Make an exact copy of all the entries below, with the pictures left out.

(Data entries for graphics)
▬▬▬▬▬▬

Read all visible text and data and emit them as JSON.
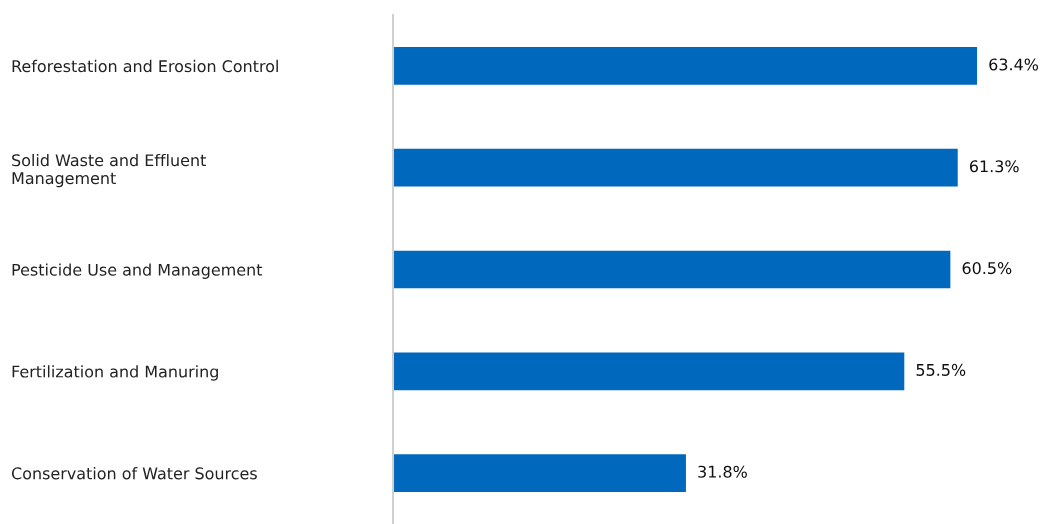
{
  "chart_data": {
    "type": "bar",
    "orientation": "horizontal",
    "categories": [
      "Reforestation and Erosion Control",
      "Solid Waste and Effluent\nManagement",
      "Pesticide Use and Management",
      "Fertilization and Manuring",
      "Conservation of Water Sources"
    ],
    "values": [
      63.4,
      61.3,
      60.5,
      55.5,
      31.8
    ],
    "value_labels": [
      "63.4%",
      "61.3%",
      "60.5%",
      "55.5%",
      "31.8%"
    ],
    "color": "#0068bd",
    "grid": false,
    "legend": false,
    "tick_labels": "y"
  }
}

▬▬▬▬▬▬

§ Solution for this problem
Read all visible text and data and emit them as JSON.
{
  "chart_data": {
    "type": "bar",
    "orientation": "horizontal",
    "categories": [
      "Reforestation and Erosion Control",
      "Solid Waste and Effluent\nManagement",
      "Pesticide Use and Management",
      "Fertilization and Manuring",
      "Conservation of Water Sources"
    ],
    "values": [
      63.4,
      61.3,
      60.5,
      55.5,
      31.8
    ],
    "value_labels": [
      "63.4%",
      "61.3%",
      "60.5%",
      "55.5%",
      "31.8%"
    ],
    "color": "#0068bd",
    "grid": false,
    "legend": false,
    "tick_labels": "y"
  }
}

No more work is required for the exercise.